- _Direction_
Pick out each line containing the string "ماهیانه" and copy it.

- _Extracted information_
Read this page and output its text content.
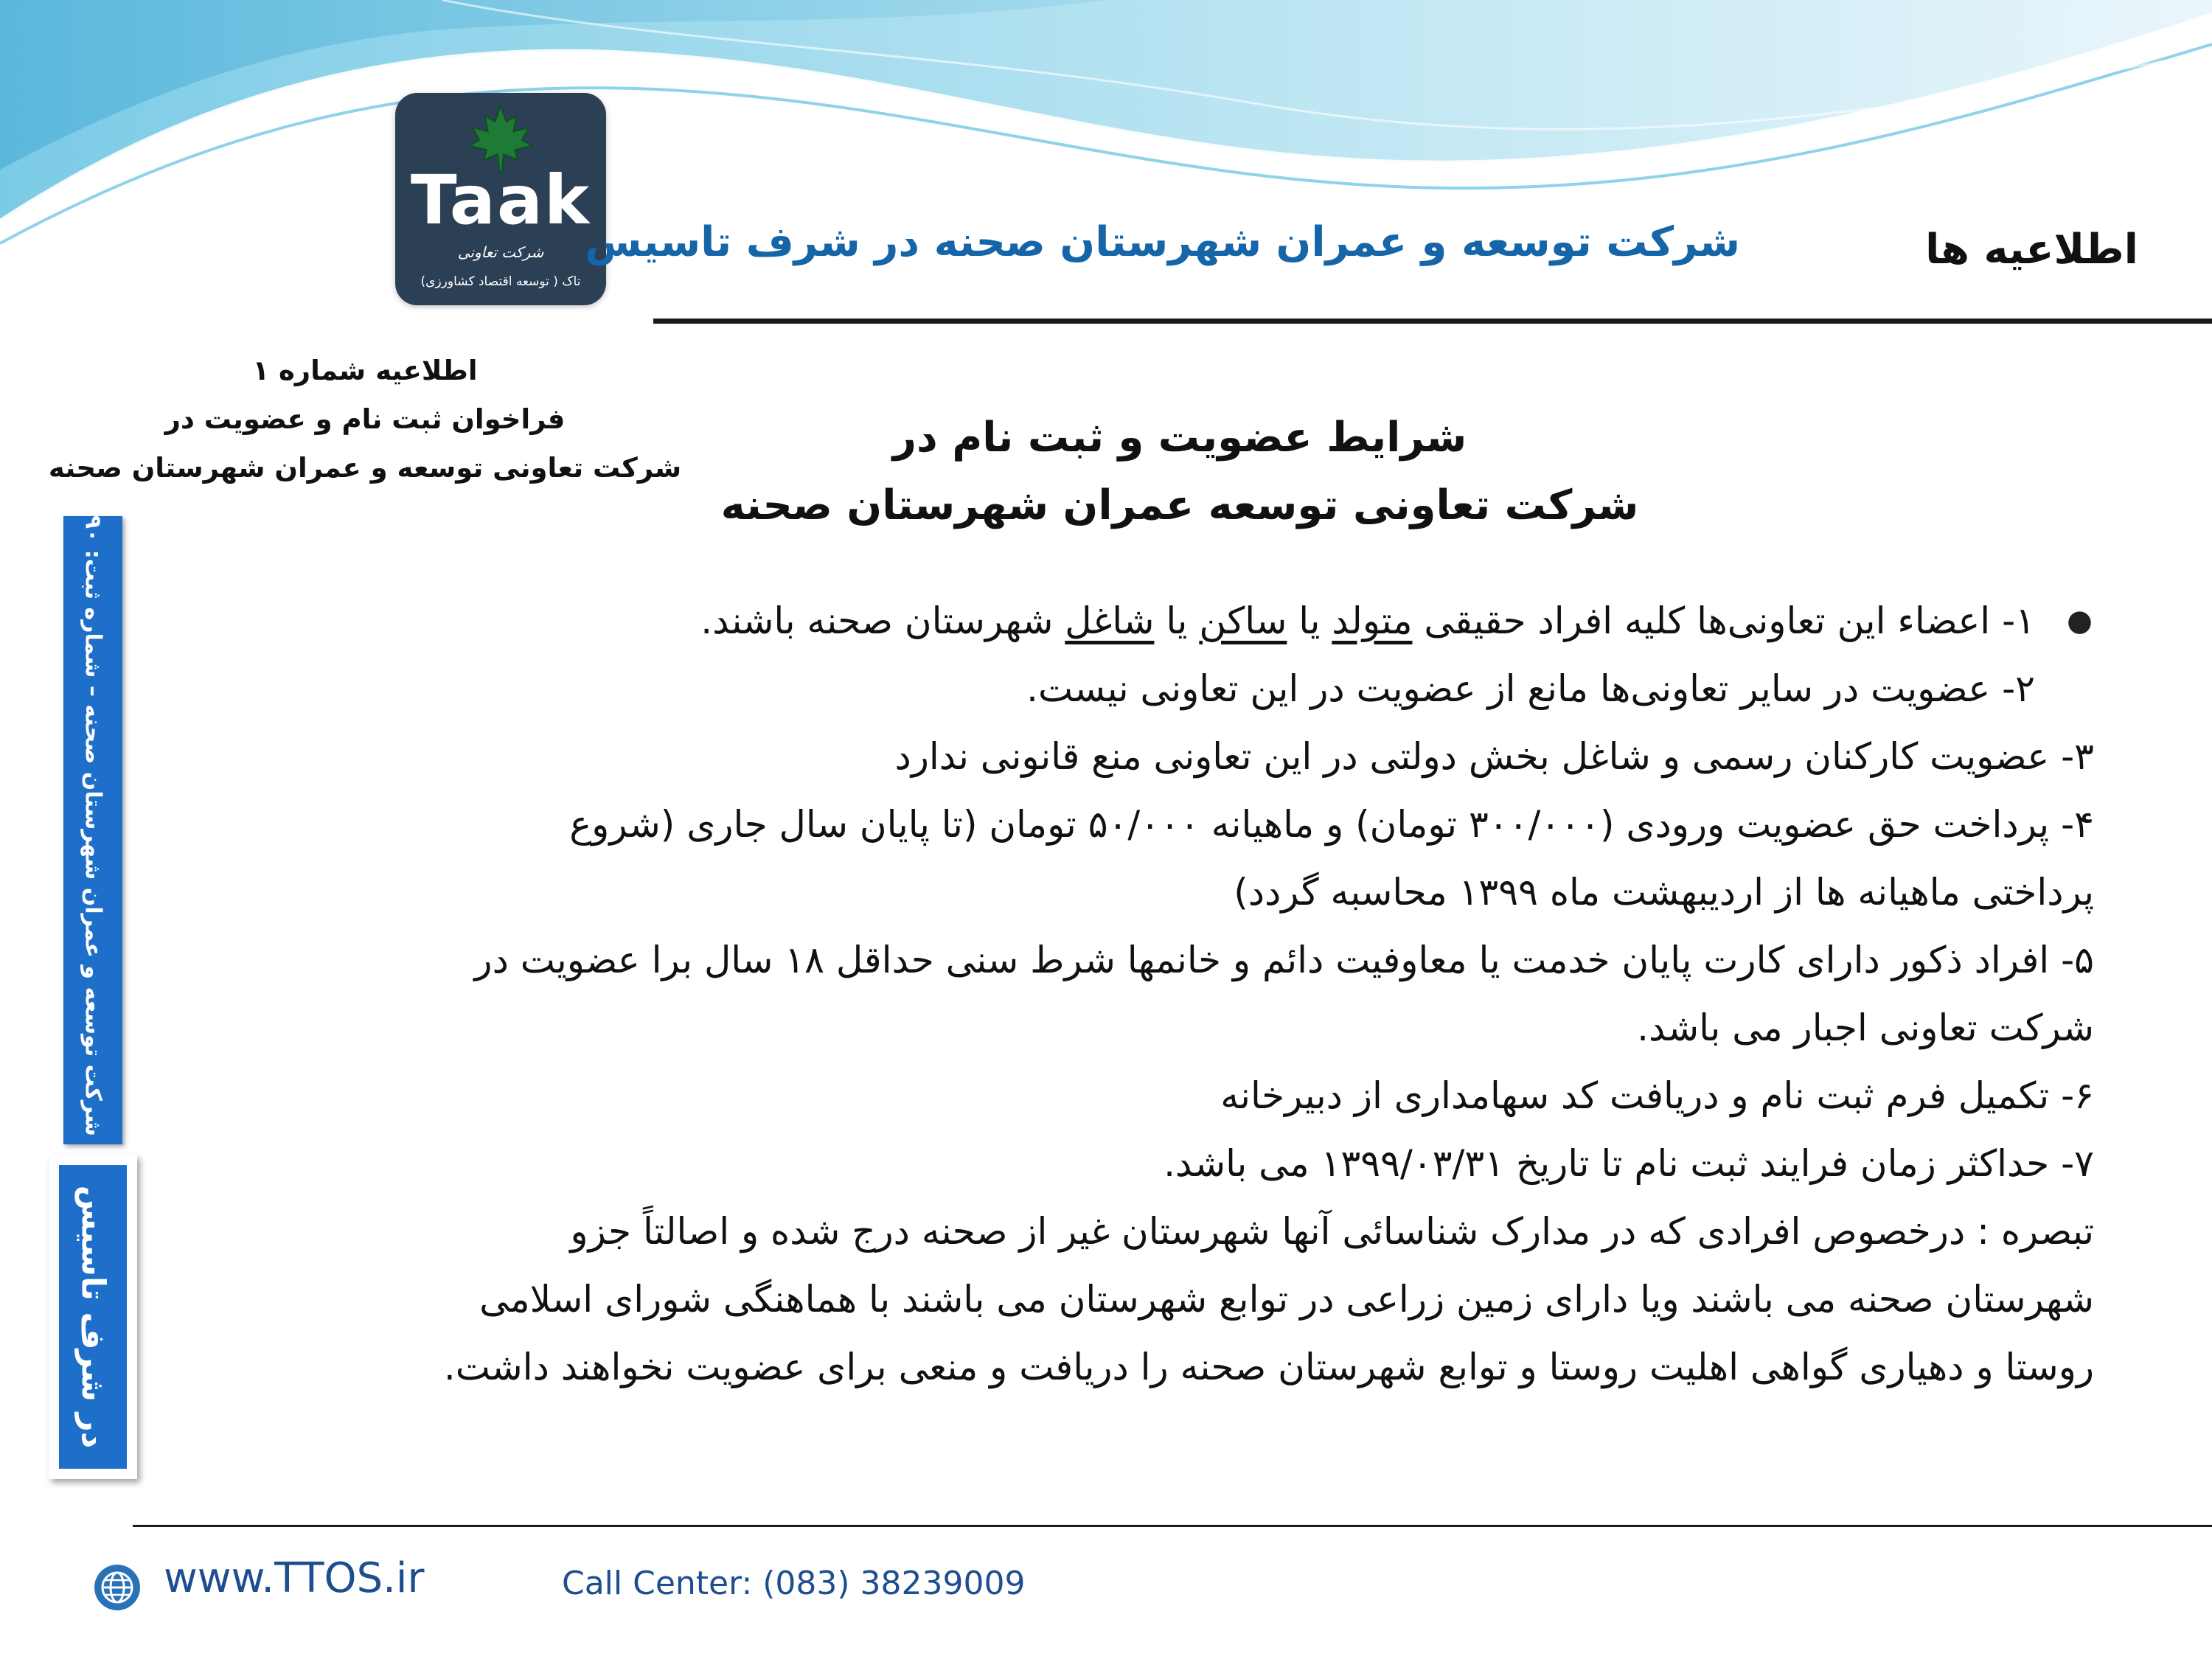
Taak
شرکت تعاونی
تاک ( توسعه اقتصاد کشاورزی)
شرکت توسعه و عمران شهرستان صحنه در شرف تاسیس	اطلاعیه ها
اطلاعیه شماره ۱
فراخوان ثبت نام و عضویت در
شرکت تعاونی توسعه و عمران شهرستان صحنه
شرایط عضویت و ثبت نام در
شرکت تعاونی توسعه عمران شهرستان صحنه
شرکت توسعه و عمران شهرستان صحنه – شماره ثبت: ۸۰۹۰
در شرف تاسیس
●
۱- اعضاء این تعاونی‌ها کلیه افراد حقیقی متولد یا ساکن یا شاغل شهرستان صحنه باشند.
۲- عضویت در سایر تعاونی‌ها مانع از عضویت در این تعاونی نیست.
۳- عضویت کارکنان رسمی و شاغل بخش دولتی در این تعاونی منع قانونی ندارد
۴- پرداخت حق عضویت ورودی (۳۰۰/۰۰۰ تومان) و ماهیانه ۵۰/۰۰۰ تومان (تا پایان سال جاری (شروع
پرداختی ماهیانه ها از اردیبهشت ماه ۱۳۹۹ محاسبه گردد)
۵- افراد ذکور دارای کارت پایان خدمت یا معاوفیت دائم و خانمها شرط سنی حداقل ۱۸ سال برا عضویت در
شرکت تعاونی اجبار می باشد.
۶- تکمیل فرم ثبت نام و دریافت کد سهامداری از دبیرخانه
۷- حداکثر زمان فرایند ثبت نام تا تاریخ ۱۳۹۹/۰۳/۳۱ می باشد.
تبصره : درخصوص افرادی که در مدارک شناسائی آنها شهرستان غیر از صحنه درج شده و اصالتاً جزو
شهرستان صحنه می باشند ویا دارای زمین زراعی در توابع شهرستان می باشند با هماهنگی شورای اسلامی
روستا و دهیاری گواهی اهلیت روستا و توابع شهرستان صحنه را دریافت و منعی برای عضویت نخواهند داشت.
www.TTOS.ir	Call Center: (083) 38239009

- _Task solution_
۴- پرداخت حق عضویت ورودی (۳۰۰/۰۰۰ تومان) و ماهیانه ۵۰/۰۰۰ تومان (تا پایان سال جاری (شروع
پرداختی ماهیانه ها از اردیبهشت ماه ۱۳۹۹ محاسبه گردد)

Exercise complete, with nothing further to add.